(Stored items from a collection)
__________

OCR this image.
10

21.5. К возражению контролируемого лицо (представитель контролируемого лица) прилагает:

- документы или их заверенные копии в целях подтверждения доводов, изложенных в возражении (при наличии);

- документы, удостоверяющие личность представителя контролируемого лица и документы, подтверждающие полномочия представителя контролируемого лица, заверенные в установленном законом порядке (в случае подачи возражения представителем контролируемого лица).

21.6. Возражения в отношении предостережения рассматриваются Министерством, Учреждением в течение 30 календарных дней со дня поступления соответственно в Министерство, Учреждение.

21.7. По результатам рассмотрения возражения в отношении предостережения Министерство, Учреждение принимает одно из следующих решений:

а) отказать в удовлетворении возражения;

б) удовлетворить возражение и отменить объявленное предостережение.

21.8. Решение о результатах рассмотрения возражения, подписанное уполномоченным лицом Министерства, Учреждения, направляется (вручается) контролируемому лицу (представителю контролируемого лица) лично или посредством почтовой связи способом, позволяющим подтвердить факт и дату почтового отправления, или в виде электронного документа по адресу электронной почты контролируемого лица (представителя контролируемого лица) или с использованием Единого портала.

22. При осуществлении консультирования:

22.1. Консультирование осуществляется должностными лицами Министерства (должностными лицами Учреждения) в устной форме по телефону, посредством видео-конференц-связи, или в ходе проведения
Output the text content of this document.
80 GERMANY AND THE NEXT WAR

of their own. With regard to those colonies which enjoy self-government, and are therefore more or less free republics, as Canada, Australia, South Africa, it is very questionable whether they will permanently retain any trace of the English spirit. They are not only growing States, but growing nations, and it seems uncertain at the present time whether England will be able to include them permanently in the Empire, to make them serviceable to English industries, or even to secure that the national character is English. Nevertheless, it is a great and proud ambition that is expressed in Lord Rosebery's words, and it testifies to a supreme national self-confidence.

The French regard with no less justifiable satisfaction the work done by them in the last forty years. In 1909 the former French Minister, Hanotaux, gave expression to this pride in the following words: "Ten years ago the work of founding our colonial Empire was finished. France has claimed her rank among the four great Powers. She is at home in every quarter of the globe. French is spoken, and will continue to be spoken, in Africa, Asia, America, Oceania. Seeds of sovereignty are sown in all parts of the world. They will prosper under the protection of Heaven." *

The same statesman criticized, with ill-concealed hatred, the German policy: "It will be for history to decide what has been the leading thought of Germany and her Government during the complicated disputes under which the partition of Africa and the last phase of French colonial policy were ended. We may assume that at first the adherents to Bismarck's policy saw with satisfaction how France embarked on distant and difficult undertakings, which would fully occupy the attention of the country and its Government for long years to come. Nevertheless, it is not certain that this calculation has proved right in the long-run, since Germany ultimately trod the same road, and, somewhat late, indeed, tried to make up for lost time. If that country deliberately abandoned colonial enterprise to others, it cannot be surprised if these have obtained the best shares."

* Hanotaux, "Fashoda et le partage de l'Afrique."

__________

EXERCISE PROMPT → Pull every line containing the word "отношении" out of the material.

CORRECT OUTPUT →
21.6. Возражения в отношении предостережения рассматриваются Министерством, Учреждением в течение 30 календарных дней со дня поступления соответственно в Министерство, Учреждение.
21.7. По результатам рассмотрения возражения в отношении предостережения Министерство, Учреждение принимает одно из следующих решений:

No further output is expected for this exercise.